● What you need to do
Select, from the material below, each line with "lower" in it.

Dataset records

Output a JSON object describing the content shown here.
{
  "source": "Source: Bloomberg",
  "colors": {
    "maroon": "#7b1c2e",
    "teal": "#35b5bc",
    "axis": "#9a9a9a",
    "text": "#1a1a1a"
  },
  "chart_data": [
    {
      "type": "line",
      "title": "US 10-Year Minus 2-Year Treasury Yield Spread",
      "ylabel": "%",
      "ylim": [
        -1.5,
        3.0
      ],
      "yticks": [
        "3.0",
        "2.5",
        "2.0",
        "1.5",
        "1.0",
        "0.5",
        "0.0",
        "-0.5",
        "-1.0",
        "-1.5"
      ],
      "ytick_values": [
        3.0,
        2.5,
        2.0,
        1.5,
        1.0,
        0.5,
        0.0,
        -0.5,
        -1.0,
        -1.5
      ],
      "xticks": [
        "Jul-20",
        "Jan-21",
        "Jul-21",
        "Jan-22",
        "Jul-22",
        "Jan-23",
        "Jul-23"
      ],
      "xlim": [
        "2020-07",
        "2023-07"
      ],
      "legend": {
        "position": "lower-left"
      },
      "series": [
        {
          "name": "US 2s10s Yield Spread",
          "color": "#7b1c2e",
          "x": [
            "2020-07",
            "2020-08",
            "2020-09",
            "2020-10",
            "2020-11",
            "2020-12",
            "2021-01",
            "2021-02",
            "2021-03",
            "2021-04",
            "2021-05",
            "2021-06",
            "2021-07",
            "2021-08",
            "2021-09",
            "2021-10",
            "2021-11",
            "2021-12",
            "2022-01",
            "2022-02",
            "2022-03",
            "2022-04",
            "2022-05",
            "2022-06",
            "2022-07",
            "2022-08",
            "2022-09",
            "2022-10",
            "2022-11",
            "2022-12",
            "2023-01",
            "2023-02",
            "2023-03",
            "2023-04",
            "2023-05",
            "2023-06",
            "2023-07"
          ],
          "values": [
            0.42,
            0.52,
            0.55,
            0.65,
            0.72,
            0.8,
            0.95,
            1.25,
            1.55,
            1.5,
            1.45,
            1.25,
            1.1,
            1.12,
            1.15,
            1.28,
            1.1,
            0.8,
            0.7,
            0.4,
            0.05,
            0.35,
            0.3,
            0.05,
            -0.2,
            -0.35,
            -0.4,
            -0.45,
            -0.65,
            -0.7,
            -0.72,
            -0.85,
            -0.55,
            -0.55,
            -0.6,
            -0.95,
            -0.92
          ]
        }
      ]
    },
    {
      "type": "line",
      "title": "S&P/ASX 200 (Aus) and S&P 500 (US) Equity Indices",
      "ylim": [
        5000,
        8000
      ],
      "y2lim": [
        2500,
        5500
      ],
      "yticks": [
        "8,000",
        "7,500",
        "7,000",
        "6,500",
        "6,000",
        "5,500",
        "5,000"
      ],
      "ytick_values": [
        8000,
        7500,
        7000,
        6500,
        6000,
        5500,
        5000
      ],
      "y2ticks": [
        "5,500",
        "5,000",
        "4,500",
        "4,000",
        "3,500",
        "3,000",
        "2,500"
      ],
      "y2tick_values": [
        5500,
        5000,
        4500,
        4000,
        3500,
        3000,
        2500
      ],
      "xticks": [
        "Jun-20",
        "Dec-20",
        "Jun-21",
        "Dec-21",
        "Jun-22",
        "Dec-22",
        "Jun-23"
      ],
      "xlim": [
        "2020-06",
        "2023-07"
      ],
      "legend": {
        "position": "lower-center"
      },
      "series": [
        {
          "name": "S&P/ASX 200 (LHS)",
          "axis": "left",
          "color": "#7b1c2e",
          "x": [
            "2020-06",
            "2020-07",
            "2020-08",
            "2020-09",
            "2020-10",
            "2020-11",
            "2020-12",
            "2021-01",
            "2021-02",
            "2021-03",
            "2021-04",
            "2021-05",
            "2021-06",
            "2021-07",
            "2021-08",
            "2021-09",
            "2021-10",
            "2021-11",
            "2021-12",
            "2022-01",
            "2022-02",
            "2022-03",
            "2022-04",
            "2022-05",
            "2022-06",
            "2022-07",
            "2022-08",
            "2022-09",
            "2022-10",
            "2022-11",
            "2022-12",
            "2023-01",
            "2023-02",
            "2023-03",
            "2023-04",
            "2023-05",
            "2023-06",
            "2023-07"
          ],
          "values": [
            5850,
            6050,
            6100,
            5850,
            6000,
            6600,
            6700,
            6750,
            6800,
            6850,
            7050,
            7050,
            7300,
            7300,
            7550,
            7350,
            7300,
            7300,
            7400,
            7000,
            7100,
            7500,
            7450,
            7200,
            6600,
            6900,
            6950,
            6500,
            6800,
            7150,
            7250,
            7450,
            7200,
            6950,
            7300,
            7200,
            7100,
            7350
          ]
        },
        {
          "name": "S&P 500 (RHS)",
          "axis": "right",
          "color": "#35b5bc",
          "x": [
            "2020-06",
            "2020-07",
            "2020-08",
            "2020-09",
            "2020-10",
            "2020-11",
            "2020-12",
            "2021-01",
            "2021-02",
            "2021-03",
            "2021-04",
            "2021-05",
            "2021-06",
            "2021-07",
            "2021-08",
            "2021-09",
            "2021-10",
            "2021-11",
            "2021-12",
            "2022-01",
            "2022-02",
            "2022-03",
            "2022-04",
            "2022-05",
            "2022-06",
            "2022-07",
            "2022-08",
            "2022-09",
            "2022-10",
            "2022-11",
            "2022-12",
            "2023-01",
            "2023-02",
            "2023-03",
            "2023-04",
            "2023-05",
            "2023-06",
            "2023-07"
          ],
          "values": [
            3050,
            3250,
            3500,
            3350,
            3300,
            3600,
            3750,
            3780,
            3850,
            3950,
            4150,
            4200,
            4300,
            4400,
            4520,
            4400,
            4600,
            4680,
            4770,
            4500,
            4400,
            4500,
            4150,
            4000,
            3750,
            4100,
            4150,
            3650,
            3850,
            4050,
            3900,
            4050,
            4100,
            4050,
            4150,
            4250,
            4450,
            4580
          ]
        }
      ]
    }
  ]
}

● Finished answer
        "position": "lower-left"
        "position": "lower-center"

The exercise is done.